▸ **EXERCISE**
Carry none of the pictures over; write out the complete data exactly.

▸ **DATA FOR PROCESSING**
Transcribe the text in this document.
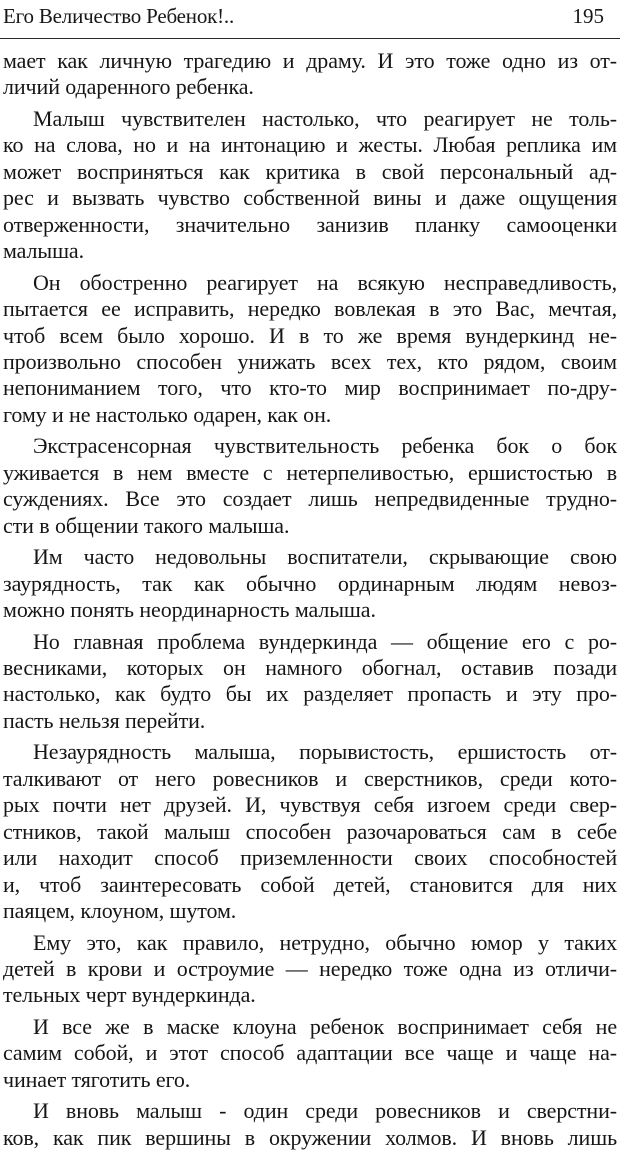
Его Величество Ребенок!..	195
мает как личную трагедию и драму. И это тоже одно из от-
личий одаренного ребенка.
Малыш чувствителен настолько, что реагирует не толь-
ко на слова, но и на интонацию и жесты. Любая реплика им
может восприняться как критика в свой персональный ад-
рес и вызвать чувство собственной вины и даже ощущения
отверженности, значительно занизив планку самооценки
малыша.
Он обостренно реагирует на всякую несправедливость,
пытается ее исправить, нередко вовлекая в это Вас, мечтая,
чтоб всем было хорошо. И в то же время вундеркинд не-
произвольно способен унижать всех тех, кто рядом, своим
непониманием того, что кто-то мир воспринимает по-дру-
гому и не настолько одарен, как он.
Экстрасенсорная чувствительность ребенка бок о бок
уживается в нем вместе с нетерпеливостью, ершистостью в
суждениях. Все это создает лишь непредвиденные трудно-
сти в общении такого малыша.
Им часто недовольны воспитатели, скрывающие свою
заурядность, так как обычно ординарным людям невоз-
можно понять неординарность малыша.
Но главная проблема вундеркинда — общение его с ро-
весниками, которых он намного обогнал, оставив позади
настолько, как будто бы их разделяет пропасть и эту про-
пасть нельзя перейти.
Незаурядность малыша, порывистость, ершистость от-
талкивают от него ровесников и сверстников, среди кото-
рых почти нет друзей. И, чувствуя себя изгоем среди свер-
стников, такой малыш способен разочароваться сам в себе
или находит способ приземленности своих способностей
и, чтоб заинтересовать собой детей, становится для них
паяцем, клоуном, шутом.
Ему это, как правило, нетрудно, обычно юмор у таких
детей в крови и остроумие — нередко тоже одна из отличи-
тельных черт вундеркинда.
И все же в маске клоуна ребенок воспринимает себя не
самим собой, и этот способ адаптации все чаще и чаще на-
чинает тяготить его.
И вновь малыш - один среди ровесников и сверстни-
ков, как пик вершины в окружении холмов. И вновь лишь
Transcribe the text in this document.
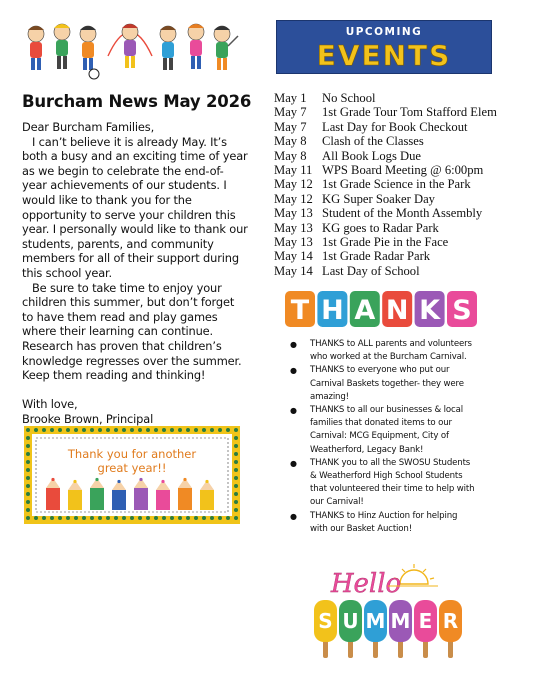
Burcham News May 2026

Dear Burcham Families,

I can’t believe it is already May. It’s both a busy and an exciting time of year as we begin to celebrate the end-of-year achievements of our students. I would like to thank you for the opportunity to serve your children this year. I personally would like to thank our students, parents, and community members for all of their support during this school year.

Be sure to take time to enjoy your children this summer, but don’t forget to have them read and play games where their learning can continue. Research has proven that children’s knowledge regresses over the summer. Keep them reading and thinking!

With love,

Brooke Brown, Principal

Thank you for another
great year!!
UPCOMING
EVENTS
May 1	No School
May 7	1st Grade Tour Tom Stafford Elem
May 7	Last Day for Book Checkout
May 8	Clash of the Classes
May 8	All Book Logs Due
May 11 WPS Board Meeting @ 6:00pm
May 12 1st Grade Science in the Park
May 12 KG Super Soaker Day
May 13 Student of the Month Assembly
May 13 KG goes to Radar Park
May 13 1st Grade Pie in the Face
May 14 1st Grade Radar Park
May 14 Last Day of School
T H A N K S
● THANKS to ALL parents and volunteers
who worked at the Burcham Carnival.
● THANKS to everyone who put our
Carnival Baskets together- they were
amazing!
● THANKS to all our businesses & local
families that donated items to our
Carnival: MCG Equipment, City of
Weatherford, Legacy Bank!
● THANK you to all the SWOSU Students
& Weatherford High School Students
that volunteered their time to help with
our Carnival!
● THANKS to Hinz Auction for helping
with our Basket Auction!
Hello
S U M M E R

▸ **EXERCISE ANSWER**
Transcribe the text in this document.
Его Величество Ребенок!..	195
мает как личную трагедию и драму. И это тоже одно из от-
личий одаренного ребенка.
Малыш чувствителен настолько, что реагирует не толь-
ко на слова, но и на интонацию и жесты. Любая реплика им
может восприняться как критика в свой персональный ад-
рес и вызвать чувство собственной вины и даже ощущения
отверженности, значительно занизив планку самооценки
малыша.
Он обостренно реагирует на всякую несправедливость,
пытается ее исправить, нередко вовлекая в это Вас, мечтая,
чтоб всем было хорошо. И в то же время вундеркинд не-
произвольно способен унижать всех тех, кто рядом, своим
непониманием того, что кто-то мир воспринимает по-дру-
гому и не настолько одарен, как он.
Экстрасенсорная чувствительность ребенка бок о бок
уживается в нем вместе с нетерпеливостью, ершистостью в
суждениях. Все это создает лишь непредвиденные трудно-
сти в общении такого малыша.
Им часто недовольны воспитатели, скрывающие свою
заурядность, так как обычно ординарным людям невоз-
можно понять неординарность малыша.
Но главная проблема вундеркинда — общение его с ро-
весниками, которых он намного обогнал, оставив позади
настолько, как будто бы их разделяет пропасть и эту про-
пасть нельзя перейти.
Незаурядность малыша, порывистость, ершистость от-
талкивают от него ровесников и сверстников, среди кото-
рых почти нет друзей. И, чувствуя себя изгоем среди свер-
стников, такой малыш способен разочароваться сам в себе
или находит способ приземленности своих способностей
и, чтоб заинтересовать собой детей, становится для них
паяцем, клоуном, шутом.
Ему это, как правило, нетрудно, обычно юмор у таких
детей в крови и остроумие — нередко тоже одна из отличи-
тельных черт вундеркинда.
И все же в маске клоуна ребенок воспринимает себя не
самим собой, и этот способ адаптации все чаще и чаще на-
чинает тяготить его.
И вновь малыш - один среди ровесников и сверстни-
ков, как пик вершины в окружении холмов. И вновь лишь
Transcribe the text in this document.
Burcham News May 2026

Dear Burcham Families,

I can’t believe it is already May. It’s both a busy and an exciting time of year as we begin to celebrate the end-of-year achievements of our students. I would like to thank you for the opportunity to serve your children this year. I personally would like to thank our students, parents, and community members for all of their support during this school year.

Be sure to take time to enjoy your children this summer, but don’t forget to have them read and play games where their learning can continue. Research has proven that children’s knowledge regresses over the summer. Keep them reading and thinking!

With love,

Brooke Brown, Principal

Thank you for another
great year!!
UPCOMING
EVENTS
May 1	No School
May 7	1st Grade Tour Tom Stafford Elem
May 7	Last Day for Book Checkout
May 8	Clash of the Classes
May 8	All Book Logs Due
May 11 WPS Board Meeting @ 6:00pm
May 12 1st Grade Science in the Park
May 12 KG Super Soaker Day
May 13 Student of the Month Assembly
May 13 KG goes to Radar Park
May 13 1st Grade Pie in the Face
May 14 1st Grade Radar Park
May 14 Last Day of School
T H A N K S
● THANKS to ALL parents and volunteers
who worked at the Burcham Carnival.
● THANKS to everyone who put our
Carnival Baskets together- they were
amazing!
● THANKS to all our businesses & local
families that donated items to our
Carnival: MCG Equipment, City of
Weatherford, Legacy Bank!
● THANK you to all the SWOSU Students
& Weatherford High School Students
that volunteered their time to help with
our Carnival!
● THANKS to Hinz Auction for helping
with our Basket Auction!
Hello
S U M M E R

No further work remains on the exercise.